(Records from a data collection)
-------

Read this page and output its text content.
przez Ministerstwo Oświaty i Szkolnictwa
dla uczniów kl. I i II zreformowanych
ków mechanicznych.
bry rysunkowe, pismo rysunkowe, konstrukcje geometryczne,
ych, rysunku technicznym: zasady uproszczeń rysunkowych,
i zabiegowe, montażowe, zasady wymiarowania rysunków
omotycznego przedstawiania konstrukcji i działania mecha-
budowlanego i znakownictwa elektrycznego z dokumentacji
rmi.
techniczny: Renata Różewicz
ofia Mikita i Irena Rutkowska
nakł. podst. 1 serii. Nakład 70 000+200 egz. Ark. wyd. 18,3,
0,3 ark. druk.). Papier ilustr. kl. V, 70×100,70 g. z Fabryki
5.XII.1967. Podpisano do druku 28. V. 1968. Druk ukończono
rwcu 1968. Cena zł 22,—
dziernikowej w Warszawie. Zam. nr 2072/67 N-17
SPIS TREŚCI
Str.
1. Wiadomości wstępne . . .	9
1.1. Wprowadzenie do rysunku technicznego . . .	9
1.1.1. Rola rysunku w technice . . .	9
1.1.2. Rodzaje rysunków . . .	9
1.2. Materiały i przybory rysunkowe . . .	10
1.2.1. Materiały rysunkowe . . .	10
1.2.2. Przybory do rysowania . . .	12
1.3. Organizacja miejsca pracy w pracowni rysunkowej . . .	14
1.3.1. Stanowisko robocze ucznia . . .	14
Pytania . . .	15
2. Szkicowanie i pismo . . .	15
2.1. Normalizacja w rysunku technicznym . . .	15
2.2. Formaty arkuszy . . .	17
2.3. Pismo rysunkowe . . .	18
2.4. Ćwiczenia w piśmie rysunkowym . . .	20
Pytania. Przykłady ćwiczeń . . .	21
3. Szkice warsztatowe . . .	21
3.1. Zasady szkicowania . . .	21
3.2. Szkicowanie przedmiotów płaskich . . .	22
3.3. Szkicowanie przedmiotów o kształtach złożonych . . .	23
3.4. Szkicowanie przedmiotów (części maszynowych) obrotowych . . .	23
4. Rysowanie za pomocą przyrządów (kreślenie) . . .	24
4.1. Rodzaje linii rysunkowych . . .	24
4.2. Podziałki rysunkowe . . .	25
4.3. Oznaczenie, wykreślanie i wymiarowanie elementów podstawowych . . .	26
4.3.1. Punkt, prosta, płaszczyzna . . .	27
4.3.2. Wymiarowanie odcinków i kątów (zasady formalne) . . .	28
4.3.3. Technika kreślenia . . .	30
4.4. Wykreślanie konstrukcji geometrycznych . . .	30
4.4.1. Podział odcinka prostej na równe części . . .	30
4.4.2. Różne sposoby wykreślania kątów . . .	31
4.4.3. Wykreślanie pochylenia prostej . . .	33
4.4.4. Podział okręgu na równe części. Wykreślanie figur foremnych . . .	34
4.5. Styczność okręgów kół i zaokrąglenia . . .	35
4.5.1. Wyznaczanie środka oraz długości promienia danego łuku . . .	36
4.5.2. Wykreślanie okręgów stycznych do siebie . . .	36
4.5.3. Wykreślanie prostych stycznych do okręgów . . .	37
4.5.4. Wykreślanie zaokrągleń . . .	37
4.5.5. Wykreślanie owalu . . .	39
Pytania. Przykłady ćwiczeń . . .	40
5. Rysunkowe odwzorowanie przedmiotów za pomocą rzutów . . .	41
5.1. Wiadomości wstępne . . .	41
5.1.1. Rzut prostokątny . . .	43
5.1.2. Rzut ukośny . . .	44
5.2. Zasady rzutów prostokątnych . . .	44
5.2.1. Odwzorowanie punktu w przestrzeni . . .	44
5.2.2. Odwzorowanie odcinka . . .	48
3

-------

Task statement: Quote all of the entries verbatim.

Exercise output:
Read this page and output its text content.
przez Ministerstwo Oświaty i Szkolnictwa
dla uczniów kl. I i II zreformowanych
ków mechanicznych.
bry rysunkowe, pismo rysunkowe, konstrukcje geometryczne,
ych, rysunku technicznym: zasady uproszczeń rysunkowych,
i zabiegowe, montażowe, zasady wymiarowania rysunków
omotycznego przedstawiania konstrukcji i działania mecha-
budowlanego i znakownictwa elektrycznego z dokumentacji
rmi.
techniczny: Renata Różewicz
ofia Mikita i Irena Rutkowska
nakł. podst. 1 serii. Nakład 70 000+200 egz. Ark. wyd. 18,3,
0,3 ark. druk.). Papier ilustr. kl. V, 70×100,70 g. z Fabryki
5.XII.1967. Podpisano do druku 28. V. 1968. Druk ukończono
rwcu 1968. Cena zł 22,—
dziernikowej w Warszawie. Zam. nr 2072/67 N-17
SPIS TREŚCI
Str.
1. Wiadomości wstępne . . .	9
1.1. Wprowadzenie do rysunku technicznego . . .	9
1.1.1. Rola rysunku w technice . . .	9
1.1.2. Rodzaje rysunków . . .	9
1.2. Materiały i przybory rysunkowe . . .	10
1.2.1. Materiały rysunkowe . . .	10
1.2.2. Przybory do rysowania . . .	12
1.3. Organizacja miejsca pracy w pracowni rysunkowej . . .	14
1.3.1. Stanowisko robocze ucznia . . .	14
Pytania . . .	15
2. Szkicowanie i pismo . . .	15
2.1. Normalizacja w rysunku technicznym . . .	15
2.2. Formaty arkuszy . . .	17
2.3. Pismo rysunkowe . . .	18
2.4. Ćwiczenia w piśmie rysunkowym . . .	20
Pytania. Przykłady ćwiczeń . . .	21
3. Szkice warsztatowe . . .	21
3.1. Zasady szkicowania . . .	21
3.2. Szkicowanie przedmiotów płaskich . . .	22
3.3. Szkicowanie przedmiotów o kształtach złożonych . . .	23
3.4. Szkicowanie przedmiotów (części maszynowych) obrotowych . . .	23
4. Rysowanie za pomocą przyrządów (kreślenie) . . .	24
4.1. Rodzaje linii rysunkowych . . .	24
4.2. Podziałki rysunkowe . . .	25
4.3. Oznaczenie, wykreślanie i wymiarowanie elementów podstawowych . . .	26
4.3.1. Punkt, prosta, płaszczyzna . . .	27
4.3.2. Wymiarowanie odcinków i kątów (zasady formalne) . . .	28
4.3.3. Technika kreślenia . . .	30
4.4. Wykreślanie konstrukcji geometrycznych . . .	30
4.4.1. Podział odcinka prostej na równe części . . .	30
4.4.2. Różne sposoby wykreślania kątów . . .	31
4.4.3. Wykreślanie pochylenia prostej . . .	33
4.4.4. Podział okręgu na równe części. Wykreślanie figur foremnych . . .	34
4.5. Styczność okręgów kół i zaokrąglenia . . .	35
4.5.1. Wyznaczanie środka oraz długości promienia danego łuku . . .	36
4.5.2. Wykreślanie okręgów stycznych do siebie . . .	36
4.5.3. Wykreślanie prostych stycznych do okręgów . . .	37
4.5.4. Wykreślanie zaokrągleń . . .	37
4.5.5. Wykreślanie owalu . . .	39
Pytania. Przykłady ćwiczeń . . .	40
5. Rysunkowe odwzorowanie przedmiotów za pomocą rzutów . . .	41
5.1. Wiadomości wstępne . . .	41
5.1.1. Rzut prostokątny . . .	43
5.1.2. Rzut ukośny . . .	44
5.2. Zasady rzutów prostokątnych . . .	44
5.2.1. Odwzorowanie punktu w przestrzeni . . .	44
5.2.2. Odwzorowanie odcinka . . .	48
3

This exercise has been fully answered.